Required work: Gather every line holding the string "olarak".

[Start]

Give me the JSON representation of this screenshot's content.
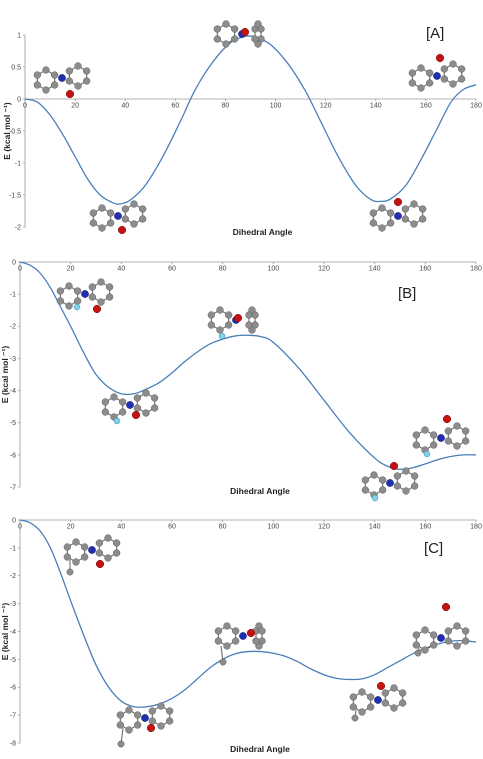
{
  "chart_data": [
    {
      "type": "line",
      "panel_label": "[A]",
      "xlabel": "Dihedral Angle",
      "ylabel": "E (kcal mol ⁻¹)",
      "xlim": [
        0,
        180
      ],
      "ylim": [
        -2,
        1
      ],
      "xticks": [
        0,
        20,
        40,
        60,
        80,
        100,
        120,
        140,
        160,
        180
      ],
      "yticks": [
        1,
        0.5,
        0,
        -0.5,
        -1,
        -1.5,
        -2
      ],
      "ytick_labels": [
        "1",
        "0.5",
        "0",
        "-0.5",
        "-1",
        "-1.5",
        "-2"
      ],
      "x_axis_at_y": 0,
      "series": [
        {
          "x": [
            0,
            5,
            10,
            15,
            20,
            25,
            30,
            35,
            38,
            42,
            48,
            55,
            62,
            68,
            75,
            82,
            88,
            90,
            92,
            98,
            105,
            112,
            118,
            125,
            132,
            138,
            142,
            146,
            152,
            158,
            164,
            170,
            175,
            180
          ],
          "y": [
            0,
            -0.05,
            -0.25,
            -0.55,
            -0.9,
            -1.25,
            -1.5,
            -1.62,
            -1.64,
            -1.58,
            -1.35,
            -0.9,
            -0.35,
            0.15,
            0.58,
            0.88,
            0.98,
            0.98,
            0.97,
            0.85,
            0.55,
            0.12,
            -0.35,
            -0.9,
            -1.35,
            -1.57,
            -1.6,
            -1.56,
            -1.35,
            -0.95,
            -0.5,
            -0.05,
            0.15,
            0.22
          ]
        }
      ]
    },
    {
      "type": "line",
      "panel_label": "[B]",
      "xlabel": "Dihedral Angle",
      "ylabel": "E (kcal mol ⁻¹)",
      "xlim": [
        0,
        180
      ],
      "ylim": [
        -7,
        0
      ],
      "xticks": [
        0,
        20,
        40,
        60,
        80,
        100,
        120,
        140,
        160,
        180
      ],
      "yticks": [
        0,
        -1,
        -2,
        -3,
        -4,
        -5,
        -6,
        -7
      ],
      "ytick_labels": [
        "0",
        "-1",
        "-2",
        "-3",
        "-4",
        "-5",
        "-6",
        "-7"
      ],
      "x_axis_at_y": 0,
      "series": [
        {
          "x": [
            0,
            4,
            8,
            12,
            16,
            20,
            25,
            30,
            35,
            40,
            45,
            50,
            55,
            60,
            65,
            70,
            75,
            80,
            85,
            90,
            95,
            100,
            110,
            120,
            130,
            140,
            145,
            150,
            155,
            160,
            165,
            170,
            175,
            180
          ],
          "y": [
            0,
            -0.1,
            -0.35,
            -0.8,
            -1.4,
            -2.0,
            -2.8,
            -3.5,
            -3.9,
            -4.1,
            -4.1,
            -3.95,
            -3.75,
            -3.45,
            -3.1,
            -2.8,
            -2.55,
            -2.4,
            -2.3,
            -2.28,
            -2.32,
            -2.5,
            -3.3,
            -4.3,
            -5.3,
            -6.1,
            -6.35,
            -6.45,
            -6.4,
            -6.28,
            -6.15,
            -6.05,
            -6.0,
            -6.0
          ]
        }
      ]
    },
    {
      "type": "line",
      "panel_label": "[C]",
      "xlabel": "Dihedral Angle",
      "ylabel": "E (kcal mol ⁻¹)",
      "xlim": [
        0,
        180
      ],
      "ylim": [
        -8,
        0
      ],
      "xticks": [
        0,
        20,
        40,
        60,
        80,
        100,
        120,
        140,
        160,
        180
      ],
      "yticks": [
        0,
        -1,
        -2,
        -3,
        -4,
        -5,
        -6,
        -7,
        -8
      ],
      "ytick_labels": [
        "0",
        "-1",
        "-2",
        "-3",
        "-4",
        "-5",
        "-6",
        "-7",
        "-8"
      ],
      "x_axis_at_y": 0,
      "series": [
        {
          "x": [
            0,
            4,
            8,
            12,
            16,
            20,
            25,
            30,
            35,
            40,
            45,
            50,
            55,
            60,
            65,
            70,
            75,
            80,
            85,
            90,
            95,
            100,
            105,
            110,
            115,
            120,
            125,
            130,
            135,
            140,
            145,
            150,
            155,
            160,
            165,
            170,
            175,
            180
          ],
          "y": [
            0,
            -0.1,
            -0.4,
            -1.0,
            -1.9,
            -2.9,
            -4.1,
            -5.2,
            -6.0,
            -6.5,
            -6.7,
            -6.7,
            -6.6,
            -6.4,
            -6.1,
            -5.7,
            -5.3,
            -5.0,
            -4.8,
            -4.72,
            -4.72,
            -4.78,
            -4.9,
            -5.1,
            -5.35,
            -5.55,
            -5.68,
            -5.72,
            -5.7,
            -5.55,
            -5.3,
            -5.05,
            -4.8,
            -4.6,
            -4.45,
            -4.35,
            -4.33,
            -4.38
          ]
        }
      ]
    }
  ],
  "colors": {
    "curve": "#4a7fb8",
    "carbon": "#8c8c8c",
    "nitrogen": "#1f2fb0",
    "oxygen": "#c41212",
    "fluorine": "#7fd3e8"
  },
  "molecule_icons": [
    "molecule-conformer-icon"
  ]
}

[End]
[Start]

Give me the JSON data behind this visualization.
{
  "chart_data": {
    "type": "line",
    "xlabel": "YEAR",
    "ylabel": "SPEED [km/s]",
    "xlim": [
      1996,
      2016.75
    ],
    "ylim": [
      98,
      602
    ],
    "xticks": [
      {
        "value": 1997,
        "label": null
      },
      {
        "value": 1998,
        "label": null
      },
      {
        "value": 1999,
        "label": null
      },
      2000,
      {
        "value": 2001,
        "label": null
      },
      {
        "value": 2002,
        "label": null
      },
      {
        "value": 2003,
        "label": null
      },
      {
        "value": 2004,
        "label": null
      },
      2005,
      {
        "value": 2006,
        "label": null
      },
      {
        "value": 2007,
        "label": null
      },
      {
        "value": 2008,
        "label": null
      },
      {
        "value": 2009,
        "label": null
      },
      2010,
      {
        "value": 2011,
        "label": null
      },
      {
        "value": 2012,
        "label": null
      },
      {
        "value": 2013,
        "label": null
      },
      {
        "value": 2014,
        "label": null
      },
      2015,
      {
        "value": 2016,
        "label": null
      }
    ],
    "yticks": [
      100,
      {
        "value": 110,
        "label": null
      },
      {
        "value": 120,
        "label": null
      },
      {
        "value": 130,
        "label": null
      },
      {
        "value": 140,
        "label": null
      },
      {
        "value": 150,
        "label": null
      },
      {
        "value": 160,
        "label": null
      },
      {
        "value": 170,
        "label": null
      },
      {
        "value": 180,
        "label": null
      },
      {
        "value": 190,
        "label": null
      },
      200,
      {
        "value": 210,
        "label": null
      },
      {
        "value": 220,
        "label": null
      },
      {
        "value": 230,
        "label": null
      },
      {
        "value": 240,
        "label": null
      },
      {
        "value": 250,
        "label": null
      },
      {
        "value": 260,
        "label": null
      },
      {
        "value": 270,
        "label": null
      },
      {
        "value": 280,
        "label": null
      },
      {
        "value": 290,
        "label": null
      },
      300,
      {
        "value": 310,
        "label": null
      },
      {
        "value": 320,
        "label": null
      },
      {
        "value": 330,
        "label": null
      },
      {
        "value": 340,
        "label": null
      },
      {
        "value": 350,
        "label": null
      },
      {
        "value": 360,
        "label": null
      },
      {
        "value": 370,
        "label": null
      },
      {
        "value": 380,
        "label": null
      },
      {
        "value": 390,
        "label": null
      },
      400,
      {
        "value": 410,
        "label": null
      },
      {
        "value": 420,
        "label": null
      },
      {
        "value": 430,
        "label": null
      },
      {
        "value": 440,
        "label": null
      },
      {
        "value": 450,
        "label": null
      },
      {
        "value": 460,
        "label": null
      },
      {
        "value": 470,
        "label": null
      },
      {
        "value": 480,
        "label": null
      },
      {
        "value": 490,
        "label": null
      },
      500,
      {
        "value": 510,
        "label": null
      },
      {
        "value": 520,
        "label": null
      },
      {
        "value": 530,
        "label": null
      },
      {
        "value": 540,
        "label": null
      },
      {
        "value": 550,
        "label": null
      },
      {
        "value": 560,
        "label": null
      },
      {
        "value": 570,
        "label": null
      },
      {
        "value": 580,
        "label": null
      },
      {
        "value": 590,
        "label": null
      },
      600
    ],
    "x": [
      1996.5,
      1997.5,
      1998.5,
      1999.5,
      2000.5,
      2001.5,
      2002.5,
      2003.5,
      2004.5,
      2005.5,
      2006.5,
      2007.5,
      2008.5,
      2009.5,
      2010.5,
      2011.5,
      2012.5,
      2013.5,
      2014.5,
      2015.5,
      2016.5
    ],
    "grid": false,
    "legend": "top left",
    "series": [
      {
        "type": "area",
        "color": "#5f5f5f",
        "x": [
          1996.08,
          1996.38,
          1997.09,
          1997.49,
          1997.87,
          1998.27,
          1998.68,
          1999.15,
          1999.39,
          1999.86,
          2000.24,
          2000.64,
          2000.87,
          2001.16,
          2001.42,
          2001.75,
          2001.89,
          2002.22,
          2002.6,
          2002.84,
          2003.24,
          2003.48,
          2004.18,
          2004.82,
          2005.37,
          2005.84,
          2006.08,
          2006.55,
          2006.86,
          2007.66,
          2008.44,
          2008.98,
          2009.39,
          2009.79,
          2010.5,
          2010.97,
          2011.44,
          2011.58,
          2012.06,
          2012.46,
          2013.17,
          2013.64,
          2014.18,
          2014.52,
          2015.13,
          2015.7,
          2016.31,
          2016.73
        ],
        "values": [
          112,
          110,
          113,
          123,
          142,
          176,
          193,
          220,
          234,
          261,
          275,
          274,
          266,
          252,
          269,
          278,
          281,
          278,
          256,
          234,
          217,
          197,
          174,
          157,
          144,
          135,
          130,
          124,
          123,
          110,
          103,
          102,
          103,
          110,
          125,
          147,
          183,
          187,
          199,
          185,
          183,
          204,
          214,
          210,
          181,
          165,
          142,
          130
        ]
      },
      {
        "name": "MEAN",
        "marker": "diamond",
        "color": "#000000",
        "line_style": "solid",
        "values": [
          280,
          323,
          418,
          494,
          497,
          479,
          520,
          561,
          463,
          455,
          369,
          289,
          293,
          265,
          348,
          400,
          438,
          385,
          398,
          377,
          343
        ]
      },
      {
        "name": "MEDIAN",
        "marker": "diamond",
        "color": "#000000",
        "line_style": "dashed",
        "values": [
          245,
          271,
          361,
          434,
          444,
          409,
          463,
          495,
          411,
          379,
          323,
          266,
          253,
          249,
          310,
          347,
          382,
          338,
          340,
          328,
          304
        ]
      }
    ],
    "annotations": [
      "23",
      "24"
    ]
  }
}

[End]
[Start]

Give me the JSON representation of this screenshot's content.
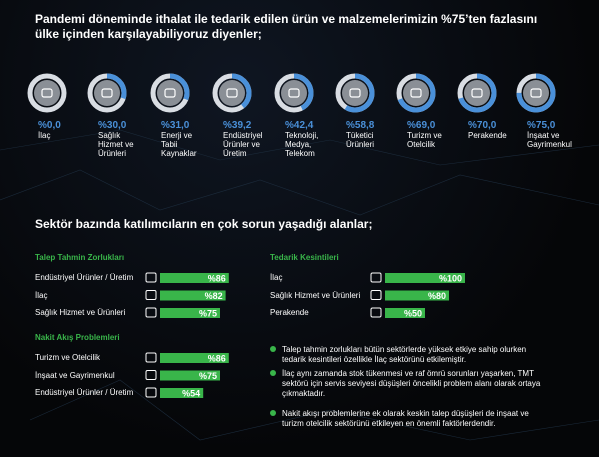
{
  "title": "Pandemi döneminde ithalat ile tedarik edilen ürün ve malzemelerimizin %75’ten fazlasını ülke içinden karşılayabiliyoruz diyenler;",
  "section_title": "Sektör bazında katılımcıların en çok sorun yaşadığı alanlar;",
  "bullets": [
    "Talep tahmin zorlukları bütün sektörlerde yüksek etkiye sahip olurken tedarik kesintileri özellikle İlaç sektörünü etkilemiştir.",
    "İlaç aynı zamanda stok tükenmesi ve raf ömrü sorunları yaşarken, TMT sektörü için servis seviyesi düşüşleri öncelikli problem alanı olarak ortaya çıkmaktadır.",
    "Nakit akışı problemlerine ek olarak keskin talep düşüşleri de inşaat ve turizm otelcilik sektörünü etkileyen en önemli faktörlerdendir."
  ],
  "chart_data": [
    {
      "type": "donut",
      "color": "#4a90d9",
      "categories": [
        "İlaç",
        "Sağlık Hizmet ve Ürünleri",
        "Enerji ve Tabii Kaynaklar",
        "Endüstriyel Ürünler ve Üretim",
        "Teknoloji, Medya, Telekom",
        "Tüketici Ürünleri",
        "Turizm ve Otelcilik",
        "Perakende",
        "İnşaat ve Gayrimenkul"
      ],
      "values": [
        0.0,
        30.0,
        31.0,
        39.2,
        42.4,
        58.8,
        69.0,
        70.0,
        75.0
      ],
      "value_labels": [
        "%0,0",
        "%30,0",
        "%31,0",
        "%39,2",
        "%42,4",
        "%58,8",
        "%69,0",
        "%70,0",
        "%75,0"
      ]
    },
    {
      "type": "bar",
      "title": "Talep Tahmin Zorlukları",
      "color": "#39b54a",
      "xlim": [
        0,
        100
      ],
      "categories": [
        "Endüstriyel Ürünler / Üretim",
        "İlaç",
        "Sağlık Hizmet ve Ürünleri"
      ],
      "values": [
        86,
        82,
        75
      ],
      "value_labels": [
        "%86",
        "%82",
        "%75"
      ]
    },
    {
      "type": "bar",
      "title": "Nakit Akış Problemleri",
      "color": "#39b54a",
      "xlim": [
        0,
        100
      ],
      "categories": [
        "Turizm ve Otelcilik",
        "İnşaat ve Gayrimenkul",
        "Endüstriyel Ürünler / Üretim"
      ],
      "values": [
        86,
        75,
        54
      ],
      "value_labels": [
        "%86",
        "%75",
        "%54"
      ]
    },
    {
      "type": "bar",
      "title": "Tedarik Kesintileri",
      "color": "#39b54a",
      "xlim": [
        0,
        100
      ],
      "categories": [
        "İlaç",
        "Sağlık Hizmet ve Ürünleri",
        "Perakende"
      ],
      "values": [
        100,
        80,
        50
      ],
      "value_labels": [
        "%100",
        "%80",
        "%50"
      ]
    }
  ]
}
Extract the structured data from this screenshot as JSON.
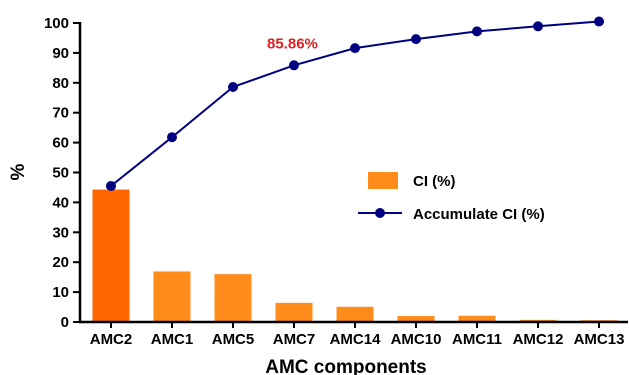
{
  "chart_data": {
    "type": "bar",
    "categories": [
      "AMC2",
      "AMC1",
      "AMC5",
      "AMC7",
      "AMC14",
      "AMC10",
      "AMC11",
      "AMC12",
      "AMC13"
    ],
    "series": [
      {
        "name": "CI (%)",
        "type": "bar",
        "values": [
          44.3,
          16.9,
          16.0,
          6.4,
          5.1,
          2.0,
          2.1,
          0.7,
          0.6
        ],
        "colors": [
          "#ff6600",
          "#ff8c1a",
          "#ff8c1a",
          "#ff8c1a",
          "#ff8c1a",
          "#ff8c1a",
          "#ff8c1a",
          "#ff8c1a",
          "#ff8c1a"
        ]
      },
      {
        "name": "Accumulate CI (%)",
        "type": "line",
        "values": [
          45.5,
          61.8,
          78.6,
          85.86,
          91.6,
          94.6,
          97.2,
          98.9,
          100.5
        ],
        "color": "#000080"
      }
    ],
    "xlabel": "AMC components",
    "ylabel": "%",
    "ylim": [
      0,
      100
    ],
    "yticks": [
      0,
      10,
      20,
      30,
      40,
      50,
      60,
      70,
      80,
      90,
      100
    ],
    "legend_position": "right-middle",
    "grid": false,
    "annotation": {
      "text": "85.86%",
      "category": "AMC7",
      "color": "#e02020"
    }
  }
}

[End]

Exercise output:
    "İlaç aynı zamanda stok tükenmesi ve raf ömrü sorunları yaşarken, TMT sektörü için servis seviyesi düşüşleri öncelikli problem alanı olarak ortaya çıkmaktadır.",
    "Nakit akışı problemlerine ek olarak keskin talep düşüşleri de inşaat ve turizm otelcilik sektörünü etkileyen en önemli faktörlerdendir."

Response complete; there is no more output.